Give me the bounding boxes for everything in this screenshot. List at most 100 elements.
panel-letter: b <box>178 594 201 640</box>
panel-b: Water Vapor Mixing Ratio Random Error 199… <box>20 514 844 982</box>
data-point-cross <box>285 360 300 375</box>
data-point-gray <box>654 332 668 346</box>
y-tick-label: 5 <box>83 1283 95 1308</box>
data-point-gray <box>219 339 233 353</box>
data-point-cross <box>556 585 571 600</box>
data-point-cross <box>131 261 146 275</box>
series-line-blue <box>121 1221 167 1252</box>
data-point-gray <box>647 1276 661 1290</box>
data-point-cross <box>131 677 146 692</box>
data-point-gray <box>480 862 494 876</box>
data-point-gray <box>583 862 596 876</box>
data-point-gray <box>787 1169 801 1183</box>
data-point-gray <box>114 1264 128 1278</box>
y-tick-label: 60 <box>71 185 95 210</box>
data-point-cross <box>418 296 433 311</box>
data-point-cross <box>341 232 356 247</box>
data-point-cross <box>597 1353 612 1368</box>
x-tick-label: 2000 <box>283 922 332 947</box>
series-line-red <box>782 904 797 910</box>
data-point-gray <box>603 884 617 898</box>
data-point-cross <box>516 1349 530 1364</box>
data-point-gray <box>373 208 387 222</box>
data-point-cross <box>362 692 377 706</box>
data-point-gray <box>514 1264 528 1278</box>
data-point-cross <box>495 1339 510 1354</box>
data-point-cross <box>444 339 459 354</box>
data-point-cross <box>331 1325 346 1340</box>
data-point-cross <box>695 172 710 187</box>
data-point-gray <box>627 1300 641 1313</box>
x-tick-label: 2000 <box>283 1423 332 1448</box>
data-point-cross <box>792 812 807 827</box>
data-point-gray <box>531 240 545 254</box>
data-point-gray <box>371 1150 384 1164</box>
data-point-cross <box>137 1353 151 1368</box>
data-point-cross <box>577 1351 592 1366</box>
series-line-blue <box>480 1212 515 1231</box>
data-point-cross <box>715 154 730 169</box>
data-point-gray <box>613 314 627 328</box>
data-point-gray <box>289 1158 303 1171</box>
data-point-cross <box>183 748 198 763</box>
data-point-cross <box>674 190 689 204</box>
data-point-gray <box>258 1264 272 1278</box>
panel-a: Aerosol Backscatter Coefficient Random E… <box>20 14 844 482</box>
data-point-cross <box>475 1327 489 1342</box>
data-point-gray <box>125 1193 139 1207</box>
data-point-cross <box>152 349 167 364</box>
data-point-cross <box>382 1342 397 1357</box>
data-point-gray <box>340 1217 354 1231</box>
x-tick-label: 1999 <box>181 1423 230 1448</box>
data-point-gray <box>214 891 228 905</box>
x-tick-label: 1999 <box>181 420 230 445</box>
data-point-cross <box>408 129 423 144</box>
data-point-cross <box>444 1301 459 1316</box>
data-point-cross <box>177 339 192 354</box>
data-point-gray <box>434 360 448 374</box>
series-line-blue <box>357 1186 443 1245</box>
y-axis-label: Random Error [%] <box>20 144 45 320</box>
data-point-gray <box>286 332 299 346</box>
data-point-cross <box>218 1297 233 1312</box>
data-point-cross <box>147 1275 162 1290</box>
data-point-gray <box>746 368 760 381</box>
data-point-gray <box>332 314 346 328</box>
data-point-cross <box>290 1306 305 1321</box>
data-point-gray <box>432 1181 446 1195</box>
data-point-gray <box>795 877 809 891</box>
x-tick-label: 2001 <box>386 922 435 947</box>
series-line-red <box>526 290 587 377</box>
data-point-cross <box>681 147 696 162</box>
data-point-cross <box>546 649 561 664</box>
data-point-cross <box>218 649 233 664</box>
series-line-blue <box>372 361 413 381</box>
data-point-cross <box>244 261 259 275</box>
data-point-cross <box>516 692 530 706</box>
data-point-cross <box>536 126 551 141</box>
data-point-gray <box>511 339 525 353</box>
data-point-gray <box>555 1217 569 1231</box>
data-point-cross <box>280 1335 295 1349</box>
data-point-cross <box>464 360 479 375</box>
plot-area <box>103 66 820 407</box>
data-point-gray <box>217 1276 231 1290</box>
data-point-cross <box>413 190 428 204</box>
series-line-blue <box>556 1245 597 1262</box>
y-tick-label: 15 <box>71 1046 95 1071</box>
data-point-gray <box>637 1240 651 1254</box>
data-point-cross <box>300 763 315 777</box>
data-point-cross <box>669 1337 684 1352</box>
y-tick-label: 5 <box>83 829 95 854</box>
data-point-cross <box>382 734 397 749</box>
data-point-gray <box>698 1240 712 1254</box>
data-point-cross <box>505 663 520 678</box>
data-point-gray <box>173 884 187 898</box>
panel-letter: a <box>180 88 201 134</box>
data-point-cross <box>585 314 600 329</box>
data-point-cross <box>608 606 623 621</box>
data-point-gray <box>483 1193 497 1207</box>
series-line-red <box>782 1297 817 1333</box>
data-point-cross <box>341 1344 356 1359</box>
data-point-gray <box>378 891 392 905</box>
────
Your goal:
Please reproduce every one of the records above word for word, keeping them in the same order.

Final answer:
Give me the bounding boxes for everything in this screenshot. List at most 100 elements.
panel-letter: b <box>178 594 201 640</box>
panel-b: Water Vapor Mixing Ratio Random Error 199… <box>20 514 844 982</box>
data-point-cross <box>285 360 300 375</box>
data-point-gray <box>654 332 668 346</box>
y-tick-label: 5 <box>83 1283 95 1308</box>
data-point-gray <box>219 339 233 353</box>
data-point-cross <box>556 585 571 600</box>
data-point-cross <box>131 261 146 275</box>
series-line-blue <box>121 1221 167 1252</box>
data-point-gray <box>647 1276 661 1290</box>
data-point-cross <box>131 677 146 692</box>
data-point-gray <box>480 862 494 876</box>
data-point-gray <box>583 862 596 876</box>
data-point-gray <box>787 1169 801 1183</box>
data-point-gray <box>114 1264 128 1278</box>
y-tick-label: 60 <box>71 185 95 210</box>
data-point-cross <box>418 296 433 311</box>
data-point-cross <box>341 232 356 247</box>
data-point-cross <box>597 1353 612 1368</box>
x-tick-label: 2000 <box>283 922 332 947</box>
series-line-red <box>782 904 797 910</box>
data-point-gray <box>603 884 617 898</box>
data-point-cross <box>516 1349 530 1364</box>
data-point-gray <box>373 208 387 222</box>
data-point-cross <box>362 692 377 706</box>
data-point-gray <box>514 1264 528 1278</box>
data-point-cross <box>495 1339 510 1354</box>
data-point-cross <box>444 339 459 354</box>
data-point-cross <box>331 1325 346 1340</box>
data-point-cross <box>695 172 710 187</box>
data-point-gray <box>627 1300 641 1313</box>
x-tick-label: 2000 <box>283 1423 332 1448</box>
data-point-cross <box>792 812 807 827</box>
data-point-gray <box>531 240 545 254</box>
data-point-gray <box>371 1150 384 1164</box>
data-point-cross <box>137 1353 151 1368</box>
data-point-cross <box>577 1351 592 1366</box>
series-line-blue <box>480 1212 515 1231</box>
data-point-cross <box>715 154 730 169</box>
data-point-gray <box>613 314 627 328</box>
data-point-gray <box>289 1158 303 1171</box>
data-point-cross <box>183 748 198 763</box>
data-point-cross <box>674 190 689 204</box>
data-point-gray <box>258 1264 272 1278</box>
panel-a: Aerosol Backscatter Coefficient Random E… <box>20 14 844 482</box>
data-point-cross <box>475 1327 489 1342</box>
data-point-gray <box>125 1193 139 1207</box>
data-point-cross <box>152 349 167 364</box>
data-point-cross <box>382 1342 397 1357</box>
data-point-gray <box>340 1217 354 1231</box>
x-tick-label: 1999 <box>181 1423 230 1448</box>
data-point-gray <box>214 891 228 905</box>
x-tick-label: 1999 <box>181 420 230 445</box>
data-point-cross <box>408 129 423 144</box>
data-point-cross <box>444 1301 459 1316</box>
data-point-cross <box>177 339 192 354</box>
data-point-gray <box>434 360 448 374</box>
series-line-blue <box>357 1186 443 1245</box>
y-axis-label: Random Error [%] <box>20 144 45 320</box>
data-point-gray <box>286 332 299 346</box>
data-point-cross <box>218 1297 233 1312</box>
data-point-cross <box>147 1275 162 1290</box>
data-point-gray <box>746 368 760 381</box>
data-point-gray <box>332 314 346 328</box>
data-point-cross <box>290 1306 305 1321</box>
data-point-gray <box>432 1181 446 1195</box>
data-point-gray <box>795 877 809 891</box>
x-tick-label: 2001 <box>386 922 435 947</box>
series-line-red <box>526 290 587 377</box>
data-point-cross <box>681 147 696 162</box>
data-point-cross <box>546 649 561 664</box>
data-point-cross <box>218 649 233 664</box>
series-line-blue <box>372 361 413 381</box>
data-point-cross <box>244 261 259 275</box>
data-point-cross <box>516 692 530 706</box>
data-point-cross <box>536 126 551 141</box>
data-point-gray <box>511 339 525 353</box>
data-point-gray <box>555 1217 569 1231</box>
data-point-cross <box>280 1335 295 1349</box>
data-point-cross <box>464 360 479 375</box>
plot-area <box>103 66 820 407</box>
data-point-gray <box>217 1276 231 1290</box>
data-point-cross <box>413 190 428 204</box>
series-line-blue <box>556 1245 597 1262</box>
y-tick-label: 15 <box>71 1046 95 1071</box>
data-point-gray <box>637 1240 651 1254</box>
data-point-cross <box>300 763 315 777</box>
data-point-cross <box>669 1337 684 1352</box>
y-tick-label: 5 <box>83 829 95 854</box>
data-point-cross <box>382 734 397 749</box>
data-point-gray <box>698 1240 712 1254</box>
data-point-cross <box>505 663 520 678</box>
data-point-gray <box>173 884 187 898</box>
panel-letter: a <box>180 88 201 134</box>
data-point-cross <box>585 314 600 329</box>
data-point-cross <box>608 606 623 621</box>
data-point-gray <box>483 1193 497 1207</box>
series-line-red <box>782 1297 817 1333</box>
data-point-cross <box>341 1344 356 1359</box>
data-point-gray <box>378 891 392 905</box>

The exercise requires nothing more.